═════ TASK INPUTS ═════
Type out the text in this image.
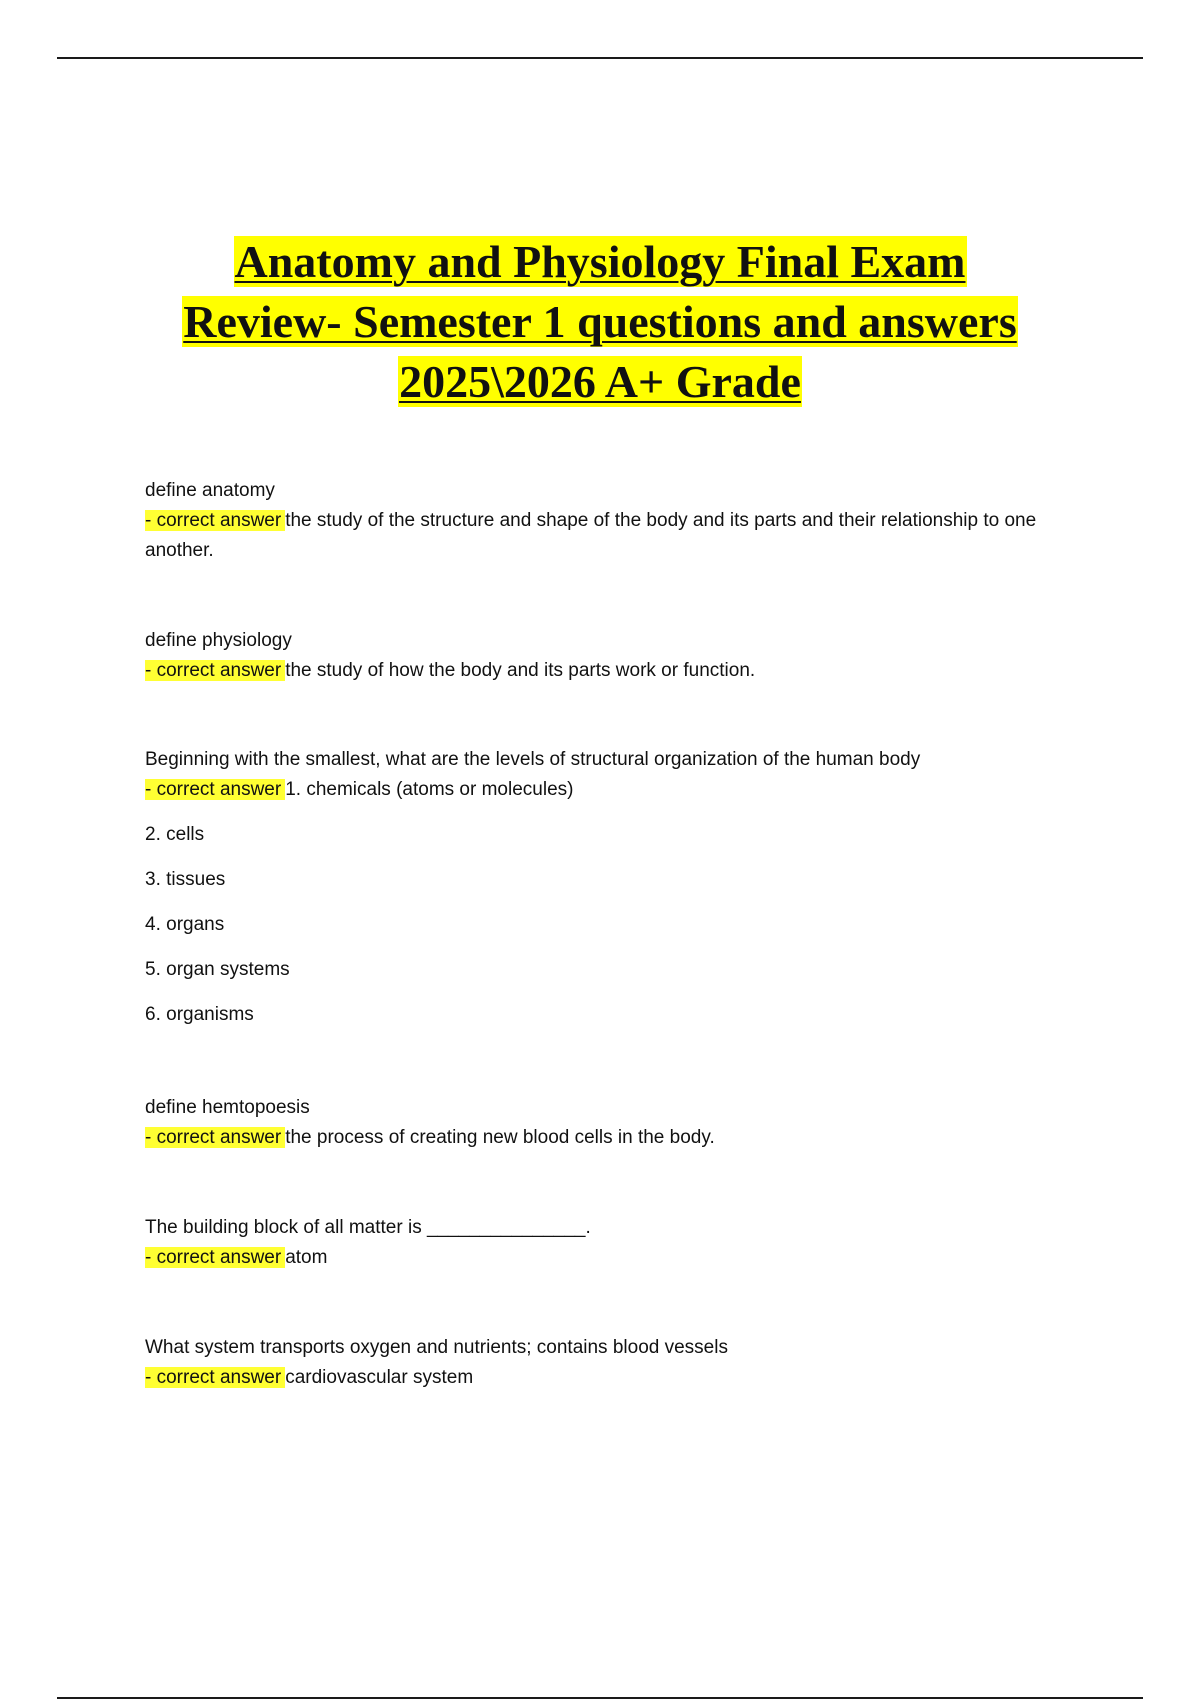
Anatomy and Physiology Final Exam
Review- Semester 1 questions and answers
2025\2026 A+ Grade

define anatomy

- correct answer the study of the structure and shape of the body and its parts and their relationship to one another.

define physiology

- correct answer the study of how the body and its parts work or function.

Beginning with the smallest, what are the levels of structural organization of the human body

- correct answer 1. chemicals (atoms or molecules)

2. cells

3. tissues

4. organs

5. organ systems

6. organisms

define hemtopoesis

- correct answer the process of creating new blood cells in the body.

The building block of all matter is _______________.

- correct answer atom

What system transports oxygen and nutrients; contains blood vessels

- correct answer cardiovascular system
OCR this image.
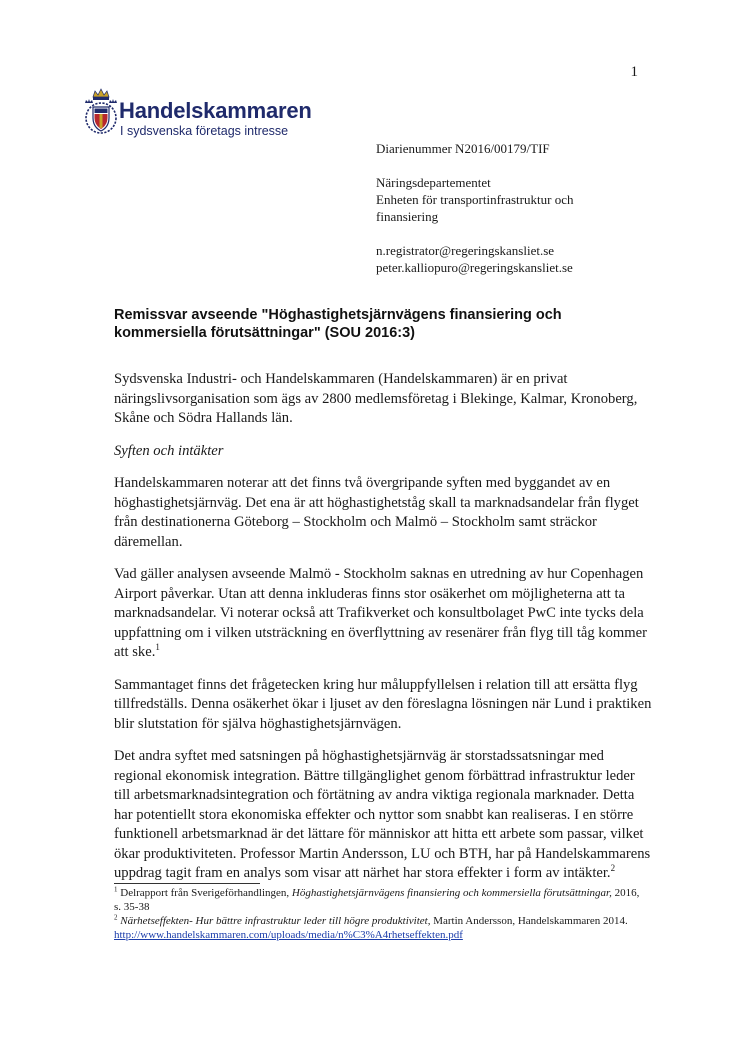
1
Handelskammaren
I sydsvenska företags intresse
Diarienummer N2016/00179/TIF
Näringsdepartementet
Enheten för transportinfrastruktur och
finansiering
n.registrator@regeringskansliet.se
peter.kalliopuro@regeringskansliet.se
Remissvar avseende "Höghastighetsjärnvägens finansiering och kommersiella förutsättningar" (SOU 2016:3)

Sydsvenska Industri- och Handelskammaren (Handelskammaren) är en privat näringslivsorganisation som ägs av 2800 medlemsföretag i Blekinge, Kalmar, Kronoberg, Skåne och Södra Hallands län.

Syften och intäkter

Handelskammaren noterar att det finns två övergripande syften med byggandet av en höghastighetsjärnväg. Det ena är att höghastighetståg skall ta marknadsandelar från flyget från destinationerna Göteborg – Stockholm och Malmö – Stockholm samt sträckor däremellan.

Vad gäller analysen avseende Malmö - Stockholm saknas en utredning av hur Copenhagen Airport påverkar. Utan att denna inkluderas finns stor osäkerhet om möjligheterna att ta marknadsandelar. Vi noterar också att Trafikverket och konsultbolaget PwC inte tycks dela uppfattning om i vilken utsträckning en överflyttning av resenärer från flyg till tåg kommer att ske.$^1$

Sammantaget finns det frågetecken kring hur måluppfyllelsen i relation till att ersätta flyg tillfredställs. Denna osäkerhet ökar i ljuset av den föreslagna lösningen när Lund i praktiken blir slutstation för själva höghastighetsjärnvägen.

Det andra syftet med satsningen på höghastighetsjärnväg är storstadssatsningar med regional ekonomisk integration. Bättre tillgänglighet genom förbättrad infrastruktur leder till arbetsmarknadsintegration och förtätning av andra viktiga regionala marknader. Detta har potentiellt stora ekonomiska effekter och nyttor som snabbt kan realiseras. I en större funktionell arbetsmarknad är det lättare för människor att hitta ett arbete som passar, vilket ökar produktiviteten. Professor Martin Andersson, LU och BTH, har på Handelskammarens uppdrag tagit fram en analys som visar att närhet har stora effekter i form av intäkter.$^2$

$^1$ Delrapport från Sverigeförhandlingen, Höghastighetsjärnvägens finansiering och kommersiella förutsättningar, 2016, s. 35-38

$^2$ Närhetseffekten- Hur bättre infrastruktur leder till högre produktivitet, Martin Andersson, Handelskammaren 2014. http://www.handelskammaren.com/uploads/media/n%C3%A4rhetseffekten.pdf
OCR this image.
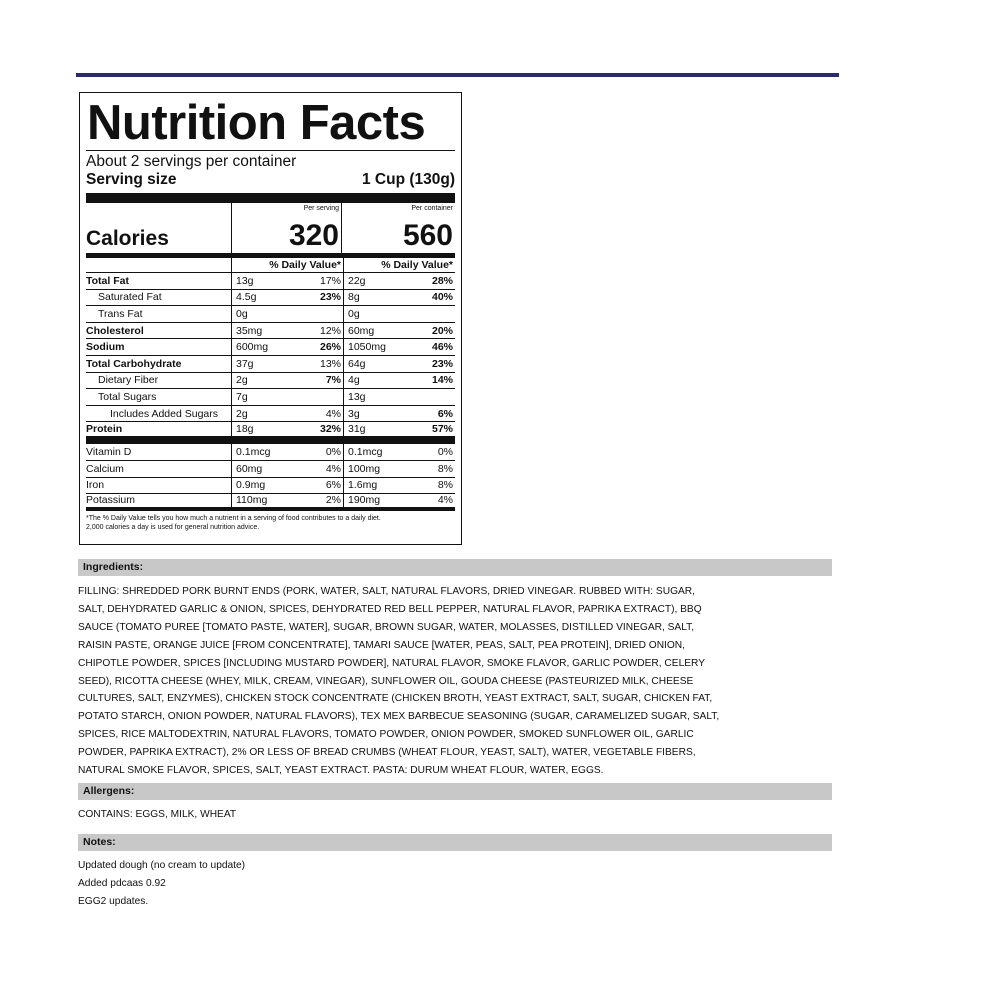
Nutrition Facts
About 2 servings per container
Serving size	1 Cup (130g)
Calories
Per serving
320
Per container
560
% Daily Value*	% Daily Value*
Total Fat	13g	17% 22g	28%
Saturated Fat	4.5g	23% 8g	40%
Trans Fat	0g	0g
Cholesterol	35mg	12% 60mg	20%
Sodium	600mg	26% 1050mg	46%
Total Carbohydrate	37g	13% 64g	23%
Dietary Fiber	2g	7% 4g	14%
Total Sugars	7g	13g
Includes Added Sugars	2g	4% 3g	6%
Protein	18g	32% 31g	57%
Vitamin D	0.1mcg	0% 0.1mcg	0%
Calcium	60mg	4% 100mg	8%
Iron	0.9mg	6% 1.6mg	8%
Potassium	110mg	2% 190mg	4%
*The % Daily Value tells you how much a nutrient in a serving of food contributes to a daily diet.
2,000 calories a day is used for general nutrition advice.
Ingredients:
FILLING: SHREDDED PORK BURNT ENDS (PORK, WATER, SALT, NATURAL FLAVORS, DRIED VINEGAR. RUBBED WITH: SUGAR,
SALT, DEHYDRATED GARLIC & ONION, SPICES, DEHYDRATED RED BELL PEPPER, NATURAL FLAVOR, PAPRIKA EXTRACT), BBQ
SAUCE (TOMATO PUREE [TOMATO PASTE, WATER], SUGAR, BROWN SUGAR, WATER, MOLASSES, DISTILLED VINEGAR, SALT,
RAISIN PASTE, ORANGE JUICE [FROM CONCENTRATE], TAMARI SAUCE [WATER, PEAS, SALT, PEA PROTEIN], DRIED ONION,
CHIPOTLE POWDER, SPICES [INCLUDING MUSTARD POWDER], NATURAL FLAVOR, SMOKE FLAVOR, GARLIC POWDER, CELERY
SEED), RICOTTA CHEESE (WHEY, MILK, CREAM, VINEGAR), SUNFLOWER OIL, GOUDA CHEESE (PASTEURIZED MILK, CHEESE
CULTURES, SALT, ENZYMES), CHICKEN STOCK CONCENTRATE (CHICKEN BROTH, YEAST EXTRACT, SALT, SUGAR, CHICKEN FAT,
POTATO STARCH, ONION POWDER, NATURAL FLAVORS), TEX MEX BARBECUE SEASONING (SUGAR, CARAMELIZED SUGAR, SALT,
SPICES, RICE MALTODEXTRIN, NATURAL FLAVORS, TOMATO POWDER, ONION POWDER, SMOKED SUNFLOWER OIL, GARLIC
POWDER, PAPRIKA EXTRACT), 2% OR LESS OF BREAD CRUMBS (WHEAT FLOUR, YEAST, SALT), WATER, VEGETABLE FIBERS,
NATURAL SMOKE FLAVOR, SPICES, SALT, YEAST EXTRACT. PASTA: DURUM WHEAT FLOUR, WATER, EGGS.
Allergens:
CONTAINS: EGGS, MILK, WHEAT
Notes:
Updated dough (no cream to update)
Added pdcaas 0.92
EGG2 updates.
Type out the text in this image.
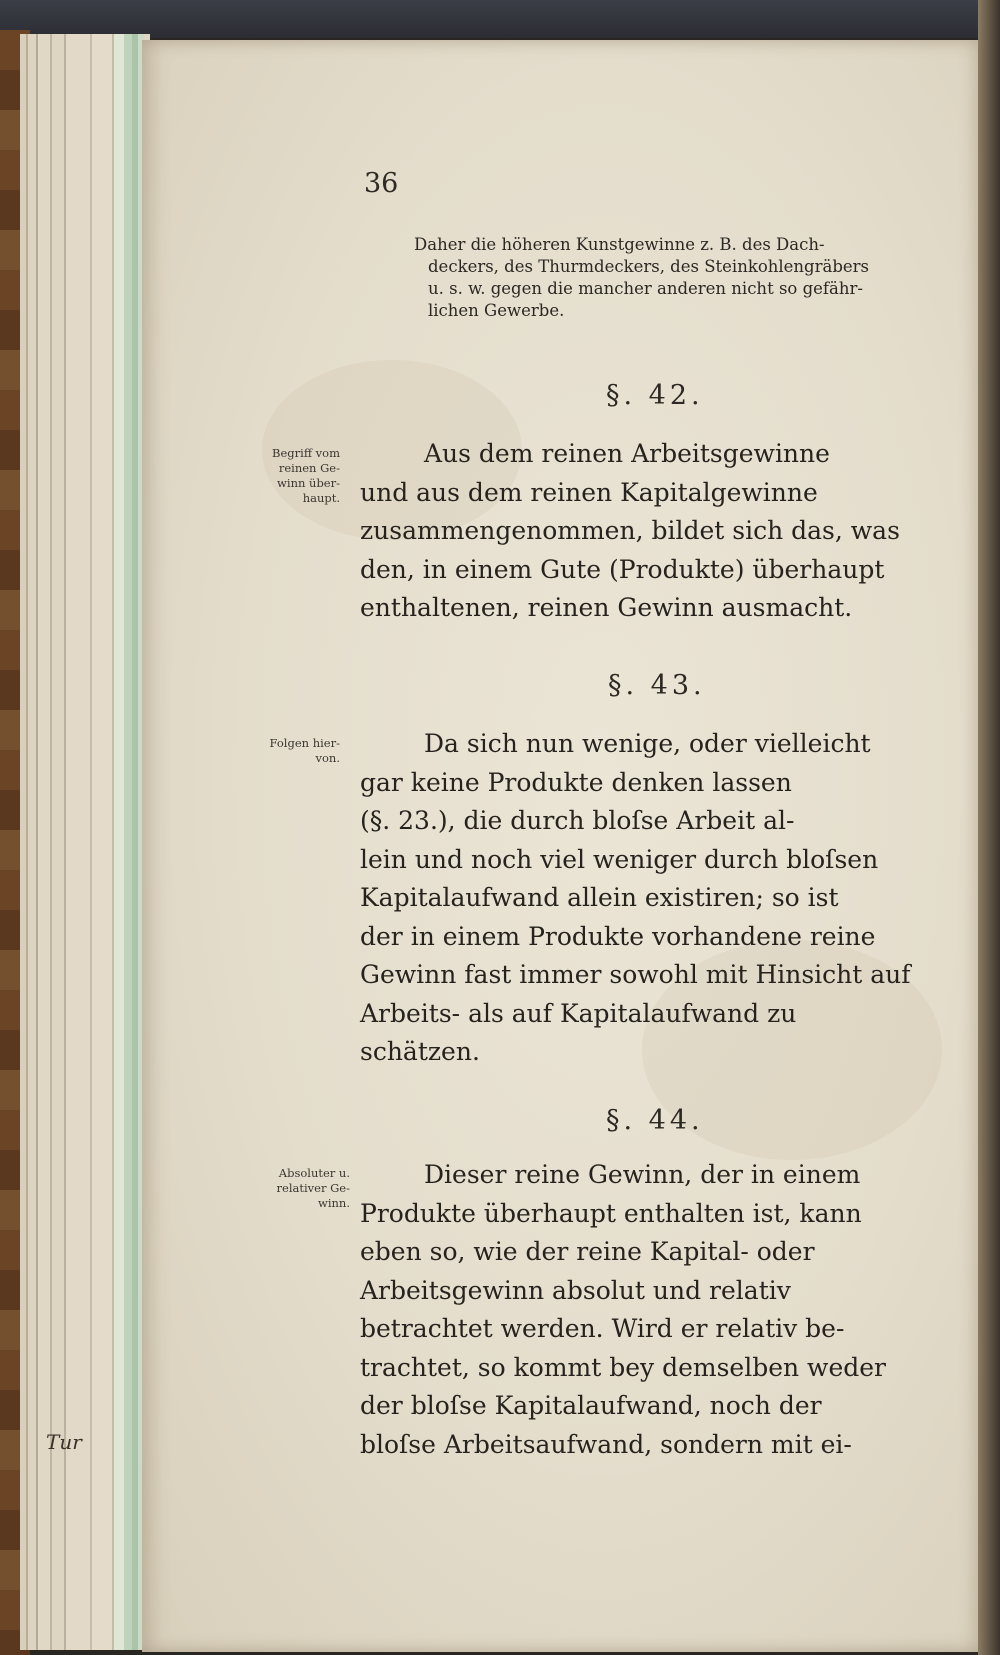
36

Daher die höheren Kunstgewinne z. B. des Dach-
deckers, des Thurmdeckers, des Steinkohlengräbers
u. s. w. gegen die mancher anderen nicht so gefähr-
lichen Gewerbe.

§. 42.

Begriff vom
reinen Ge-
winn über-
haupt.

Aus dem reinen Arbeitsgewinne
und aus dem reinen Kapitalgewinne
zusammengenommen, bildet sich das, was
den, in einem Gute (Produkte) überhaupt
enthaltenen, reinen Gewinn ausmacht.

§. 43.

Folgen hier-
von.	Da sich nun wenige, oder vielleicht
gar keine Produkte denken lassen
(§. 23.), die durch bloſse Arbeit al-
lein und noch viel weniger durch bloſsen
Kapitalaufwand allein existiren; so ist
der in einem Produkte vorhandene reine
Gewinn fast immer sowohl mit Hinsicht auf
Arbeits- als auf Kapitalaufwand zu
schätzen.

§. 44.

Absoluter u.
relativer Ge-
winn.

Dieser reine Gewinn, der in einem
Produkte überhaupt enthalten ist, kann
eben so, wie der reine Kapital- oder
Arbeitsgewinn absolut und relativ
betrachtet werden. Wird er relativ be-
trachtet, so kommt bey demselben weder
der bloſse Kapitalaufwand, noch der
bloſse Arbeitsaufwand, sondern mit ei-

Tur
═════
[WHAT THE TASK REQUIRES]
Omitting the images, output each record precisely as written.

[FINISHED TASK]
Type out the text in this image.
Anatomy and Physiology Final Exam
Review- Semester 1 questions and answers
2025\2026 A+ Grade

define anatomy

- correct answer the study of the structure and shape of the body and its parts and their relationship to one another.

define physiology

- correct answer the study of how the body and its parts work or function.

Beginning with the smallest, what are the levels of structural organization of the human body

- correct answer 1. chemicals (atoms or molecules)

2. cells

3. tissues

4. organs

5. organ systems

6. organisms

define hemtopoesis

- correct answer the process of creating new blood cells in the body.

The building block of all matter is _______________.

- correct answer atom

What system transports oxygen and nutrients; contains blood vessels

- correct answer cardiovascular system
OCR this image.
1
Handelskammaren
I sydsvenska företags intresse
Diarienummer N2016/00179/TIF
Näringsdepartementet
Enheten för transportinfrastruktur och
finansiering
n.registrator@regeringskansliet.se
peter.kalliopuro@regeringskansliet.se
Remissvar avseende "Höghastighetsjärnvägens finansiering och kommersiella förutsättningar" (SOU 2016:3)

Sydsvenska Industri- och Handelskammaren (Handelskammaren) är en privat näringslivsorganisation som ägs av 2800 medlemsföretag i Blekinge, Kalmar, Kronoberg, Skåne och Södra Hallands län.

Syften och intäkter

Handelskammaren noterar att det finns två övergripande syften med byggandet av en höghastighetsjärnväg. Det ena är att höghastighetståg skall ta marknadsandelar från flyget från destinationerna Göteborg – Stockholm och Malmö – Stockholm samt sträckor däremellan.

Vad gäller analysen avseende Malmö - Stockholm saknas en utredning av hur Copenhagen Airport påverkar. Utan att denna inkluderas finns stor osäkerhet om möjligheterna att ta marknadsandelar. Vi noterar också att Trafikverket och konsultbolaget PwC inte tycks dela uppfattning om i vilken utsträckning en överflyttning av resenärer från flyg till tåg kommer att ske.$^1$

Sammantaget finns det frågetecken kring hur måluppfyllelsen i relation till att ersätta flyg tillfredställs. Denna osäkerhet ökar i ljuset av den föreslagna lösningen när Lund i praktiken blir slutstation för själva höghastighetsjärnvägen.

Det andra syftet med satsningen på höghastighetsjärnväg är storstadssatsningar med regional ekonomisk integration. Bättre tillgänglighet genom förbättrad infrastruktur leder till arbetsmarknadsintegration och förtätning av andra viktiga regionala marknader. Detta har potentiellt stora ekonomiska effekter och nyttor som snabbt kan realiseras. I en större funktionell arbetsmarknad är det lättare för människor att hitta ett arbete som passar, vilket ökar produktiviteten. Professor Martin Andersson, LU och BTH, har på Handelskammarens uppdrag tagit fram en analys som visar att närhet har stora effekter i form av intäkter.$^2$

$^1$ Delrapport från Sverigeförhandlingen, Höghastighetsjärnvägens finansiering och kommersiella förutsättningar, 2016, s. 35-38

$^2$ Närhetseffekten- Hur bättre infrastruktur leder till högre produktivitet, Martin Andersson, Handelskammaren 2014. http://www.handelskammaren.com/uploads/media/n%C3%A4rhetseffekten.pdf
OCR this image.
Nutrition Facts
About 2 servings per container
Serving size	1 Cup (130g)
Calories
Per serving
320
Per container
560
% Daily Value*	% Daily Value*
Total Fat	13g	17% 22g	28%
Saturated Fat	4.5g	23% 8g	40%
Trans Fat	0g	0g
Cholesterol	35mg	12% 60mg	20%
Sodium	600mg	26% 1050mg	46%
Total Carbohydrate	37g	13% 64g	23%
Dietary Fiber	2g	7% 4g	14%
Total Sugars	7g	13g
Includes Added Sugars	2g	4% 3g	6%
Protein	18g	32% 31g	57%
Vitamin D	0.1mcg	0% 0.1mcg	0%
Calcium	60mg	4% 100mg	8%
Iron	0.9mg	6% 1.6mg	8%
Potassium	110mg	2% 190mg	4%
*The % Daily Value tells you how much a nutrient in a serving of food contributes to a daily diet.
2,000 calories a day is used for general nutrition advice.
Ingredients:
FILLING: SHREDDED PORK BURNT ENDS (PORK, WATER, SALT, NATURAL FLAVORS, DRIED VINEGAR. RUBBED WITH: SUGAR,
SALT, DEHYDRATED GARLIC & ONION, SPICES, DEHYDRATED RED BELL PEPPER, NATURAL FLAVOR, PAPRIKA EXTRACT), BBQ
SAUCE (TOMATO PUREE [TOMATO PASTE, WATER], SUGAR, BROWN SUGAR, WATER, MOLASSES, DISTILLED VINEGAR, SALT,
RAISIN PASTE, ORANGE JUICE [FROM CONCENTRATE], TAMARI SAUCE [WATER, PEAS, SALT, PEA PROTEIN], DRIED ONION,
CHIPOTLE POWDER, SPICES [INCLUDING MUSTARD POWDER], NATURAL FLAVOR, SMOKE FLAVOR, GARLIC POWDER, CELERY
SEED), RICOTTA CHEESE (WHEY, MILK, CREAM, VINEGAR), SUNFLOWER OIL, GOUDA CHEESE (PASTEURIZED MILK, CHEESE
CULTURES, SALT, ENZYMES), CHICKEN STOCK CONCENTRATE (CHICKEN BROTH, YEAST EXTRACT, SALT, SUGAR, CHICKEN FAT,
POTATO STARCH, ONION POWDER, NATURAL FLAVORS), TEX MEX BARBECUE SEASONING (SUGAR, CARAMELIZED SUGAR, SALT,
SPICES, RICE MALTODEXTRIN, NATURAL FLAVORS, TOMATO POWDER, ONION POWDER, SMOKED SUNFLOWER OIL, GARLIC
POWDER, PAPRIKA EXTRACT), 2% OR LESS OF BREAD CRUMBS (WHEAT FLOUR, YEAST, SALT), WATER, VEGETABLE FIBERS,
NATURAL SMOKE FLAVOR, SPICES, SALT, YEAST EXTRACT. PASTA: DURUM WHEAT FLOUR, WATER, EGGS.
Allergens:
CONTAINS: EGGS, MILK, WHEAT
Notes:
Updated dough (no cream to update)
Added pdcaas 0.92
EGG2 updates.
Type out the text in this image.
36

Daher die höheren Kunstgewinne z. B. des Dach-
deckers, des Thurmdeckers, des Steinkohlengräbers
u. s. w. gegen die mancher anderen nicht so gefähr-
lichen Gewerbe.

§. 42.

Begriff vom
reinen Ge-
winn über-
haupt.

Aus dem reinen Arbeitsgewinne
und aus dem reinen Kapitalgewinne
zusammengenommen, bildet sich das, was
den, in einem Gute (Produkte) überhaupt
enthaltenen, reinen Gewinn ausmacht.

§. 43.

Folgen hier-
von.	Da sich nun wenige, oder vielleicht
gar keine Produkte denken lassen
(§. 23.), die durch bloſse Arbeit al-
lein und noch viel weniger durch bloſsen
Kapitalaufwand allein existiren; so ist
der in einem Produkte vorhandene reine
Gewinn fast immer sowohl mit Hinsicht auf
Arbeits- als auf Kapitalaufwand zu
schätzen.

§. 44.

Absoluter u.
relativer Ge-
winn.

Dieser reine Gewinn, der in einem
Produkte überhaupt enthalten ist, kann
eben so, wie der reine Kapital- oder
Arbeitsgewinn absolut und relativ
betrachtet werden. Wird er relativ be-
trachtet, so kommt bey demselben weder
der bloſse Kapitalaufwand, noch der
bloſse Arbeitsaufwand, sondern mit ei-

Tur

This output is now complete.